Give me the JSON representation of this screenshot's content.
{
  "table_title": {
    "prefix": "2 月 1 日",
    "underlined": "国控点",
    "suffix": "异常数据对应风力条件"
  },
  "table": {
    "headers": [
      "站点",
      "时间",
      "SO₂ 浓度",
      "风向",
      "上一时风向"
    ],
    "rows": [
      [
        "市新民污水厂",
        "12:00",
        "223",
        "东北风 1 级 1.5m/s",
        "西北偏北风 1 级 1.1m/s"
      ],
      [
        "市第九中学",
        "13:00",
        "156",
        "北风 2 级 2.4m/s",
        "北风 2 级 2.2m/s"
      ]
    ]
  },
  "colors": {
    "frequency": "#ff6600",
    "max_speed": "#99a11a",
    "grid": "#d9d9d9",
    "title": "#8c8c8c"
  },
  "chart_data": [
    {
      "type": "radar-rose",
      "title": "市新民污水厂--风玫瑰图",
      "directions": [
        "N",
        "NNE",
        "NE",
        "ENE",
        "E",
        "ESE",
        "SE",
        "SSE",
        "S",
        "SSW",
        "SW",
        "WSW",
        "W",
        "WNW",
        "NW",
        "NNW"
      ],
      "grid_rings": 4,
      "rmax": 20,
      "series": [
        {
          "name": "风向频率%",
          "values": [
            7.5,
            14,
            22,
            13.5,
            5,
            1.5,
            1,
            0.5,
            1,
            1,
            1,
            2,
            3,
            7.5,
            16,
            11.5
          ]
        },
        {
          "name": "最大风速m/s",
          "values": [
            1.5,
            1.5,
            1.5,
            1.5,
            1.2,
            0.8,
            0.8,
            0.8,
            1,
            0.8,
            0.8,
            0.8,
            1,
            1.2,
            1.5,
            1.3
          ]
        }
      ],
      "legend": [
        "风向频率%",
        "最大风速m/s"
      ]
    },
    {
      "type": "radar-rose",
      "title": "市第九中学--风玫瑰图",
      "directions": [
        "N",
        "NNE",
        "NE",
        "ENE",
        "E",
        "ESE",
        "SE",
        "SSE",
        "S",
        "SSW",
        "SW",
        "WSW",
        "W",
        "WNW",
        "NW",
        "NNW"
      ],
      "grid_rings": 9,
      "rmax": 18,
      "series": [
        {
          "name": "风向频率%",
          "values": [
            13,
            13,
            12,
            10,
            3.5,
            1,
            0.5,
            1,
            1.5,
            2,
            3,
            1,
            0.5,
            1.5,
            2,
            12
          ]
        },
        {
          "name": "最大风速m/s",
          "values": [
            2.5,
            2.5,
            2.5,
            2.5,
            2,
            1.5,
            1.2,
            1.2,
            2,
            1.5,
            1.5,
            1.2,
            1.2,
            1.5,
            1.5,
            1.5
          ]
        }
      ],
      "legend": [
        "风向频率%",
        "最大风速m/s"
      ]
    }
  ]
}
⁂
Copy out each line exactly.

* RESULT:
Give me the JSON representation of this screenshot's content.
{
  "table_title": {
    "prefix": "2 月 1 日",
    "underlined": "国控点",
    "suffix": "异常数据对应风力条件"
  },
  "table": {
    "headers": [
      "站点",
      "时间",
      "SO₂ 浓度",
      "风向",
      "上一时风向"
    ],
    "rows": [
      [
        "市新民污水厂",
        "12:00",
        "223",
        "东北风 1 级 1.5m/s",
        "西北偏北风 1 级 1.1m/s"
      ],
      [
        "市第九中学",
        "13:00",
        "156",
        "北风 2 级 2.4m/s",
        "北风 2 级 2.2m/s"
      ]
    ]
  },
  "colors": {
    "frequency": "#ff6600",
    "max_speed": "#99a11a",
    "grid": "#d9d9d9",
    "title": "#8c8c8c"
  },
  "chart_data": [
    {
      "type": "radar-rose",
      "title": "市新民污水厂--风玫瑰图",
      "directions": [
        "N",
        "NNE",
        "NE",
        "ENE",
        "E",
        "ESE",
        "SE",
        "SSE",
        "S",
        "SSW",
        "SW",
        "WSW",
        "W",
        "WNW",
        "NW",
        "NNW"
      ],
      "grid_rings": 4,
      "rmax": 20,
      "series": [
        {
          "name": "风向频率%",
          "values": [
            7.5,
            14,
            22,
            13.5,
            5,
            1.5,
            1,
            0.5,
            1,
            1,
            1,
            2,
            3,
            7.5,
            16,
            11.5
          ]
        },
        {
          "name": "最大风速m/s",
          "values": [
            1.5,
            1.5,
            1.5,
            1.5,
            1.2,
            0.8,
            0.8,
            0.8,
            1,
            0.8,
            0.8,
            0.8,
            1,
            1.2,
            1.5,
            1.3
          ]
        }
      ],
      "legend": [
        "风向频率%",
        "最大风速m/s"
      ]
    },
    {
      "type": "radar-rose",
      "title": "市第九中学--风玫瑰图",
      "directions": [
        "N",
        "NNE",
        "NE",
        "ENE",
        "E",
        "ESE",
        "SE",
        "SSE",
        "S",
        "SSW",
        "SW",
        "WSW",
        "W",
        "WNW",
        "NW",
        "NNW"
      ],
      "grid_rings": 9,
      "rmax": 18,
      "series": [
        {
          "name": "风向频率%",
          "values": [
            13,
            13,
            12,
            10,
            3.5,
            1,
            0.5,
            1,
            1.5,
            2,
            3,
            1,
            0.5,
            1.5,
            2,
            12
          ]
        },
        {
          "name": "最大风速m/s",
          "values": [
            2.5,
            2.5,
            2.5,
            2.5,
            2,
            1.5,
            1.2,
            1.2,
            2,
            1.5,
            1.5,
            1.2,
            1.2,
            1.5,
            1.5,
            1.5
          ]
        }
      ],
      "legend": [
        "风向频率%",
        "最大风速m/s"
      ]
    }
  ]
}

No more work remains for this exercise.